═════ READING PASSAGE ═════

Civilization

Brain Decoder

Isn’t this the most horrifying thread in Stanisław Lem’s “Solaris”, where the cytoplasmic ocean can read the minds and even the subconscious of Kelvin and other scientists, as if from an open book, but it doesn’t work vice-versa? And what if we create such an ocean ourselves?

Let us imagine that humanity – in the person of cognitivists and computer specialists from the University of Texas at Austin – has managed to devise a decoder “reconstructing continuous language from cortical semantic representations recorded using functional magnetic resonance imaging (fMRI)”. In non-scientific terms: this decoder reads thoughts in real time, using non-invasive brain scans. It's still learning, but getting better all the time.

═════

PROBLEM TO WORK ON >>
Copy out the brain decoder passage in full, word for word. The items below were taken from a source unrelated to the passage.

═════ RECORDED INFORMATION ═════

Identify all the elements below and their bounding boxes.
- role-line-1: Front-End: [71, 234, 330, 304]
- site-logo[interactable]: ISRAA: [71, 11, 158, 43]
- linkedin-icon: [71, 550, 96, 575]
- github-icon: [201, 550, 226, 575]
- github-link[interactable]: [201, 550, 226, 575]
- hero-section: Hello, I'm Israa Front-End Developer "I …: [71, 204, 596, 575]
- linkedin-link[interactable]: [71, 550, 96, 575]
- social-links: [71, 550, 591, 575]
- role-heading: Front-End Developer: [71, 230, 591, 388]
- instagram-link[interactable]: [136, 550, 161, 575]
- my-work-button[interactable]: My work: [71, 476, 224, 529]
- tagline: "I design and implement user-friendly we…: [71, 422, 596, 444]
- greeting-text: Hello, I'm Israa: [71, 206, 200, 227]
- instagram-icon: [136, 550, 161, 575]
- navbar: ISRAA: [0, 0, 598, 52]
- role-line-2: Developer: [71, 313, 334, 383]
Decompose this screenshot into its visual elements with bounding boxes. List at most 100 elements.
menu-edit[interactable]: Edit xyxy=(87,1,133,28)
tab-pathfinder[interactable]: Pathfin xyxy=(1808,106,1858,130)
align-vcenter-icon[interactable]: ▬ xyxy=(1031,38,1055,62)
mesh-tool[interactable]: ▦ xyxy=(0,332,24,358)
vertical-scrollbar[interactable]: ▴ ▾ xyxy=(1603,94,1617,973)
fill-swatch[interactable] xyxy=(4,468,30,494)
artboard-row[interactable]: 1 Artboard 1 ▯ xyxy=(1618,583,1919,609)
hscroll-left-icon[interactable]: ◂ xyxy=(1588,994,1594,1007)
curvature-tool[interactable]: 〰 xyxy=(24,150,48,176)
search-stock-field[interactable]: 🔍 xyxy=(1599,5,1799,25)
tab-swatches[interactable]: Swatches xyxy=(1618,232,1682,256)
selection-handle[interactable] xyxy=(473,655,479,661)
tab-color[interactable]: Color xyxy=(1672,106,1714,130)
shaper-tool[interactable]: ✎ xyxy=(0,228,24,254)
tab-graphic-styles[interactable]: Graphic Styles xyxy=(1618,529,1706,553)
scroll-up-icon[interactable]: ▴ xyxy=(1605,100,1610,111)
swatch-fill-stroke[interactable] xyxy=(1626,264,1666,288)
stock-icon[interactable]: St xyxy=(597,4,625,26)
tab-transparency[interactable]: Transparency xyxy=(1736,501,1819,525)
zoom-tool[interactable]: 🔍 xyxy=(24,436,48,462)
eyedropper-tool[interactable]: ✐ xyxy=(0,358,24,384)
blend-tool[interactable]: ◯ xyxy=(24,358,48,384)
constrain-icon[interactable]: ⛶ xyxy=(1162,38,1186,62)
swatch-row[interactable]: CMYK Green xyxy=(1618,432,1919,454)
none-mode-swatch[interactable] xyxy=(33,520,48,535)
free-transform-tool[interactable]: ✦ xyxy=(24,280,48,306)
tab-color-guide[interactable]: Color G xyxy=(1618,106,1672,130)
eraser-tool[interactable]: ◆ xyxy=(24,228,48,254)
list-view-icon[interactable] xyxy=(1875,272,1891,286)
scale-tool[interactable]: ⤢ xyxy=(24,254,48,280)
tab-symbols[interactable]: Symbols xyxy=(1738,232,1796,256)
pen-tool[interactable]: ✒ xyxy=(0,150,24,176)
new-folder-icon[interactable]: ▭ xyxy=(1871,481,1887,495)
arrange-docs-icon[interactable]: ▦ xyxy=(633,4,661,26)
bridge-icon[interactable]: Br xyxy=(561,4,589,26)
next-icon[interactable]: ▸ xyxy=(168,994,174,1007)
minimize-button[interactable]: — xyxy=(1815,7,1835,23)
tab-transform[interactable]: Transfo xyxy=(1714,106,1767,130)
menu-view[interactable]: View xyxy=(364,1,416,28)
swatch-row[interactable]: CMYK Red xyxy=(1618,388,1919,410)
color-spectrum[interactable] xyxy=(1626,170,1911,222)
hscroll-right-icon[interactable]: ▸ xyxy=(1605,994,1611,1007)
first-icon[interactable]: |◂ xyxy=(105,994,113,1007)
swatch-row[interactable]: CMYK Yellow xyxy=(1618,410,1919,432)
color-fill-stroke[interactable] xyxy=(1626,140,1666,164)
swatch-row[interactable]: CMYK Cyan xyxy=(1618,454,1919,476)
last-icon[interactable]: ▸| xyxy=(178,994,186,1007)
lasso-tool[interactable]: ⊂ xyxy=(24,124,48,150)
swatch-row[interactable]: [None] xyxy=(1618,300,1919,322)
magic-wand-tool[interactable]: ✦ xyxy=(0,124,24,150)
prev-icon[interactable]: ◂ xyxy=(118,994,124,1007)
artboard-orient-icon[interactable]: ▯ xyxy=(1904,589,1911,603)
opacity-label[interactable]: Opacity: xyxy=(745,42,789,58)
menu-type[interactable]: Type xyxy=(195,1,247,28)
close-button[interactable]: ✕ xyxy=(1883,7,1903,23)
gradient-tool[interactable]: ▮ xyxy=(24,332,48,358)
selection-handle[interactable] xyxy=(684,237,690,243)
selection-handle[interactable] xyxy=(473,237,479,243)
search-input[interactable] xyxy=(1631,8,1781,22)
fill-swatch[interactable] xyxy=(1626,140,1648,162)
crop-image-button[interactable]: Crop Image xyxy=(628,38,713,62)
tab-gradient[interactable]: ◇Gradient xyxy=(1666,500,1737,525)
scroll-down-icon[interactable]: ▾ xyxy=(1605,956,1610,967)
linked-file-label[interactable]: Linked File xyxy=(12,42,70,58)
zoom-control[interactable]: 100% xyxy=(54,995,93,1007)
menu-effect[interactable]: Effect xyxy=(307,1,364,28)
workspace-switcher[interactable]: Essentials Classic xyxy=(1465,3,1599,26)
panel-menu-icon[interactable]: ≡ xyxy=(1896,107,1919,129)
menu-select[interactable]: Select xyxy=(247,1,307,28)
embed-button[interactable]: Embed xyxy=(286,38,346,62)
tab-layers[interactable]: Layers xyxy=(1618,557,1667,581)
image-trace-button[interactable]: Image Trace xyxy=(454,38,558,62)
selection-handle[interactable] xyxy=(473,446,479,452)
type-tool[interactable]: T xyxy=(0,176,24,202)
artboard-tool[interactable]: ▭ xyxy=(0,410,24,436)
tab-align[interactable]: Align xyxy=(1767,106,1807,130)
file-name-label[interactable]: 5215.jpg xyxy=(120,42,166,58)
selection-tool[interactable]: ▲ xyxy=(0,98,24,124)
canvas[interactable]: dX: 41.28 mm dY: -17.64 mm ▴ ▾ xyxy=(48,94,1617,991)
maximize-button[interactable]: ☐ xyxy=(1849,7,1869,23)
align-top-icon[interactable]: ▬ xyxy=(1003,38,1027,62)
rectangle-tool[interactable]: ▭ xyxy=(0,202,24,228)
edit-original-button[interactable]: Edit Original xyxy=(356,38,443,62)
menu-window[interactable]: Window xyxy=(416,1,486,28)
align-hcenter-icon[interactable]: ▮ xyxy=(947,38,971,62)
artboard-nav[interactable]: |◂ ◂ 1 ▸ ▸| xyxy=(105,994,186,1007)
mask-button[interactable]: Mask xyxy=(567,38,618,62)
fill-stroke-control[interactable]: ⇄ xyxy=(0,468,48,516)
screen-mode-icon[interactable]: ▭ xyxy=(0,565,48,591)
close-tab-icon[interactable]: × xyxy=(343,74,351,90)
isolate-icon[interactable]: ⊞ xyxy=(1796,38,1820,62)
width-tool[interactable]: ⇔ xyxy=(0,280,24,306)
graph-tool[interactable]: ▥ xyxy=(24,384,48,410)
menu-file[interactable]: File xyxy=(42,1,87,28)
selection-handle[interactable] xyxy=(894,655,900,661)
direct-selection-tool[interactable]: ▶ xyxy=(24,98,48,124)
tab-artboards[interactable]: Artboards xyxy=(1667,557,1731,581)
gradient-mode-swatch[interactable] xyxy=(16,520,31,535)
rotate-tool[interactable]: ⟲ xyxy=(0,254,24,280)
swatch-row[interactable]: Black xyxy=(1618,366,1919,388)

═════

ANSWER BOX >>
Civilization

Brain Decoder

Isn’t this the most horrifying thread in Stanisław Lem’s “Solaris”, where the cytoplasmic ocean can read the minds and even the subconscious of Kelvin and other scientists, as if from an open book, but it doesn’t work vice-versa? And what if we create such an ocean ourselves?

Let us imagine that humanity – in the person of cognitivists and computer specialists from the University of Texas at Austin – has managed to devise a decoder “reconstructing continuous language from cortical semantic representations recorded using functional magnetic resonance imaging (fMRI)”. In non-scientific terms: this decoder reads thoughts in real time, using non-invasive brain scans. It's still learning, but getting better all the time.